EXERCISE AIM:
Copy out the data below as written; omit any images.

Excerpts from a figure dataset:

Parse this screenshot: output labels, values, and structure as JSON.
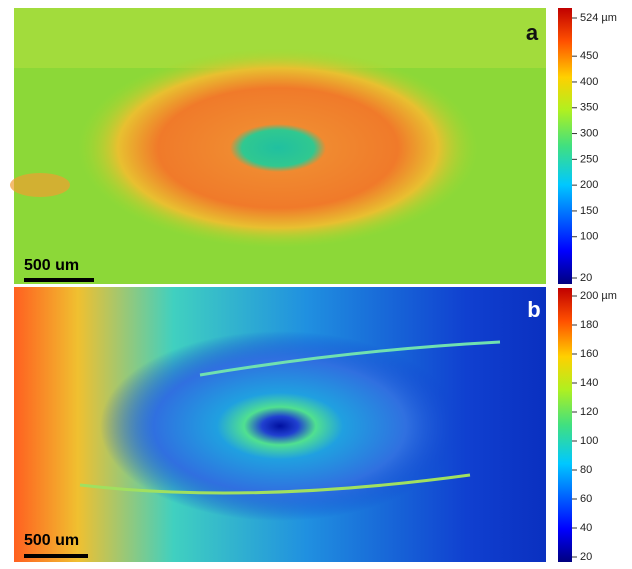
{
  "panels": [
    {
      "label": "a",
      "scale_bar": "500 um",
      "colorbar": {
        "lim": [
          20,
          524
        ],
        "ticks": [
          {
            "value": 524,
            "label": "524 µm"
          },
          450,
          400,
          350,
          300,
          250,
          200,
          150,
          100,
          20
        ]
      }
    },
    {
      "label": "b",
      "scale_bar": "500 um",
      "colorbar": {
        "lim": [
          20,
          200
        ],
        "ticks": [
          {
            "value": 200,
            "label": "200 µm"
          },
          180,
          160,
          140,
          120,
          100,
          80,
          60,
          40,
          20
        ]
      }
    }
  ]
}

RESPONSE BELOW:
Parse this screenshot: output labels, values, and structure as JSON.
{
  "panels": [
    {
      "label": "a",
      "scale_bar": "500 um",
      "colorbar": {
        "lim": [
          20,
          524
        ],
        "ticks": [
          {
            "value": 524,
            "label": "524 µm"
          },
          450,
          400,
          350,
          300,
          250,
          200,
          150,
          100,
          20
        ]
      }
    },
    {
      "label": "b",
      "scale_bar": "500 um",
      "colorbar": {
        "lim": [
          20,
          200
        ],
        "ticks": [
          {
            "value": 200,
            "label": "200 µm"
          },
          180,
          160,
          140,
          120,
          100,
          80,
          60,
          40,
          20
        ]
      }
    }
  ]
}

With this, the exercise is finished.